▶ _Задание 1_: Перепишите дословно фрагмент текста об архитектуре, начиная со слов "Их пунктир должен" и заканчивая словами "и техническому прогрессу.".
▶ _Задание 2_:
Ответьте по тексту об архитектуре на вопросы:
(a) В каком году под руководством Хрущева начали реформу в строительстве?
(b) Что соединили судоходные каналы?
(c) К какому году предполагалось построить коммунизм в СССР?

Их пунктир должен был поддержать так и не осуществленную главную доминанту –
Дворец Советов. Как протяженный неоклассический ансамбль задуманы цепочки
крупномасштабных сооружений на судоходных каналах, соединивших Волгу с Доном и
бассейном Балтийского моря (архитектор Леонид Поляков и др.). Архитектура,
служившая идеологическим мифам, не могла быть социально эффективной, заданность
ее форм препятствовала и техническому прогрессу.
Снять
противоречия времени сталинизма было целью реформы в строительстве, начатой под
руководством Хрущева в 1954 году. “Время оттепели” освободило
архитектуру от подчинения мифологемам идеологии, покончило с культурной
изоляцией России. Но сам Хрущев не смог преодолеть метастазы сталинизма в своем
сознании. Утопия умерла, но – “да здравствует утопия!” Взамен прежних
миражей оказалась предложена новая утопическая цель – построение коммунизма в СССР
к 1980 году, для чего возрождался дух сурового эгалитаризма двадцатых.

▶ _Исходные данные_:
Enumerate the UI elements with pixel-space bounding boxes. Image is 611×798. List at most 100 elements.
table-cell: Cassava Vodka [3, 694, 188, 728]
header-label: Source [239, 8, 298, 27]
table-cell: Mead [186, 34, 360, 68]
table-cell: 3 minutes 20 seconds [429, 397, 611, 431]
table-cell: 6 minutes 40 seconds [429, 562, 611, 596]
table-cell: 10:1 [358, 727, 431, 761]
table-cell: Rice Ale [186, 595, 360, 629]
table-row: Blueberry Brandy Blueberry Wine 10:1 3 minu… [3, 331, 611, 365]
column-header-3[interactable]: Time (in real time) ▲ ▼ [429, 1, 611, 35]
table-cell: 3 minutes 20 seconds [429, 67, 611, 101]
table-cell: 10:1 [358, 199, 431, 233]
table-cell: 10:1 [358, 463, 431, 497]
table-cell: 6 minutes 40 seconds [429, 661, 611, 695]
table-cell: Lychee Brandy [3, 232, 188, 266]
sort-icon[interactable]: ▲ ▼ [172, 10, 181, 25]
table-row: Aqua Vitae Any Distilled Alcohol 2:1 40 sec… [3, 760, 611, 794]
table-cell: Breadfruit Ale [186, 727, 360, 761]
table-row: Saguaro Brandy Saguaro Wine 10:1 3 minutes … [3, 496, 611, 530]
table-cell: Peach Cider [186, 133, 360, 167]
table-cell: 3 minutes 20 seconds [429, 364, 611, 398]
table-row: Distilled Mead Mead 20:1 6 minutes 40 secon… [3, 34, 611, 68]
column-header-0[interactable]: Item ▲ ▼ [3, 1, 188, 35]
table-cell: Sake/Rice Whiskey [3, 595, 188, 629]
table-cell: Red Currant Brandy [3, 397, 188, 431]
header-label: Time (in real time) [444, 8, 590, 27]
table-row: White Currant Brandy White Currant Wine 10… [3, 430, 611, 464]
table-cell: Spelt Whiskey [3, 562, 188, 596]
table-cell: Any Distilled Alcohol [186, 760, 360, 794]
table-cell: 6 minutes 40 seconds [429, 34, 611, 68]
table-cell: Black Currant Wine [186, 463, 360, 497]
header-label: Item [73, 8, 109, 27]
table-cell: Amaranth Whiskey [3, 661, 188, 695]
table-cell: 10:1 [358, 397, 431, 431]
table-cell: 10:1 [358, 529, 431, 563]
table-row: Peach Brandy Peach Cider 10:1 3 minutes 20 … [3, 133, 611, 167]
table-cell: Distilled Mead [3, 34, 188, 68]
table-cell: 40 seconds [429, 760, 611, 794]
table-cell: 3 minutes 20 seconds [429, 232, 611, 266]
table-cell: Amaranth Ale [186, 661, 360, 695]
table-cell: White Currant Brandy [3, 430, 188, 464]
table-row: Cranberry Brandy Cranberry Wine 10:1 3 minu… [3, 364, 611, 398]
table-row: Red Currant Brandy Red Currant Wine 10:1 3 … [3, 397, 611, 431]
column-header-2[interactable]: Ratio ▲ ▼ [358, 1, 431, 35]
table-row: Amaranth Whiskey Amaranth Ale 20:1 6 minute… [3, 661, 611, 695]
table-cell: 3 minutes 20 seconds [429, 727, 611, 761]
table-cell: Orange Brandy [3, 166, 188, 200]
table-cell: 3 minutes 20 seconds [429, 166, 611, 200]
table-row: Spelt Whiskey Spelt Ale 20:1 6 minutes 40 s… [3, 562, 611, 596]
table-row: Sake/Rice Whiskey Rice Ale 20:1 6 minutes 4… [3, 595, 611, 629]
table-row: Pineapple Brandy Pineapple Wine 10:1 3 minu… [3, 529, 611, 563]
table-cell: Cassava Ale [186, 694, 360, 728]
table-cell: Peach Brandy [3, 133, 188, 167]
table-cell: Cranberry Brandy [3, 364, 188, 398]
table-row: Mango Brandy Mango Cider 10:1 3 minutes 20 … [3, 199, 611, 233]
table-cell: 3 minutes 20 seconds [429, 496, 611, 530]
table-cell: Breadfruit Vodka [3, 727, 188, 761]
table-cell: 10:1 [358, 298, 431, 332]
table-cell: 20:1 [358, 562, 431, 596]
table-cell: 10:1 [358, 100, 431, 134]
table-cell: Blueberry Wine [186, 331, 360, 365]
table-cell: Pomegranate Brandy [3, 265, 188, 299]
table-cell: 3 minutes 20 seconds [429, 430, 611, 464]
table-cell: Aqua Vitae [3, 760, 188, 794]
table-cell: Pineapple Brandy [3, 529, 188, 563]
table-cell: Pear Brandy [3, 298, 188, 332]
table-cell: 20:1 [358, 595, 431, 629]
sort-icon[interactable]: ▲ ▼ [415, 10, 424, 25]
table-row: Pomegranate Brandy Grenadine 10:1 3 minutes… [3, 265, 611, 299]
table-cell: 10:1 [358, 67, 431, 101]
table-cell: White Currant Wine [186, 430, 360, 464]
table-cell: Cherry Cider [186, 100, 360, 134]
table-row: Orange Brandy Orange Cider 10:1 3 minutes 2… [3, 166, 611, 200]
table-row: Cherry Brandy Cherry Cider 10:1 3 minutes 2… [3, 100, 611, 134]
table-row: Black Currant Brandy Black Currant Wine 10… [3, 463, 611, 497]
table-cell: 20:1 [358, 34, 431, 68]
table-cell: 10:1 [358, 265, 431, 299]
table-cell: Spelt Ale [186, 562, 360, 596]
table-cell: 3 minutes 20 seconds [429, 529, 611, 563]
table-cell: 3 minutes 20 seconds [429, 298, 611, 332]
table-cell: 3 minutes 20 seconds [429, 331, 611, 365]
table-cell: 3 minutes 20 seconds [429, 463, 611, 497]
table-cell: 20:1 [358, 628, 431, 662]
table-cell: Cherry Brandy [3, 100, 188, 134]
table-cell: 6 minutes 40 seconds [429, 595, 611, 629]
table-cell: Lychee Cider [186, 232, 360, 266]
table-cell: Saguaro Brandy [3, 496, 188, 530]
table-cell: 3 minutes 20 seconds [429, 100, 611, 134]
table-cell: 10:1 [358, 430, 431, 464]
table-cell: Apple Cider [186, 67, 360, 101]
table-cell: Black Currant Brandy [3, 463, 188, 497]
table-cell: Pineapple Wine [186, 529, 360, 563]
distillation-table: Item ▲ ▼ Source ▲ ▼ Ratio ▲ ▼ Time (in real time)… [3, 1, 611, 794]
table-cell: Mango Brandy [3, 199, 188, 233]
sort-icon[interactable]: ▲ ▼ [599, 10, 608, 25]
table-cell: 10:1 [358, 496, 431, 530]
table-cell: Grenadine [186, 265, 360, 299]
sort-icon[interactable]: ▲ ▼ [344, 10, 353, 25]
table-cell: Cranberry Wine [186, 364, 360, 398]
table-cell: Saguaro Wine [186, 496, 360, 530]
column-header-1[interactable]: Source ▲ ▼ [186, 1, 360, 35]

▶ _Ответ 1_:
Их пунктир должен был поддержать так и не осуществленную главную доминанту –
Дворец Советов. Как протяженный неоклассический ансамбль задуманы цепочки
крупномасштабных сооружений на судоходных каналах, соединивших Волгу с Доном и
бассейном Балтийского моря (архитектор Леонид Поляков и др.). Архитектура,
служившая идеологическим мифам, не могла быть социально эффективной, заданность
ее форм препятствовала и техническому прогрессу.

▶ _Ответ 2_:
(a) В 1954 году.
(b) Волгу с Доном и бассейном Балтийского моря.
(c) К 1980 году.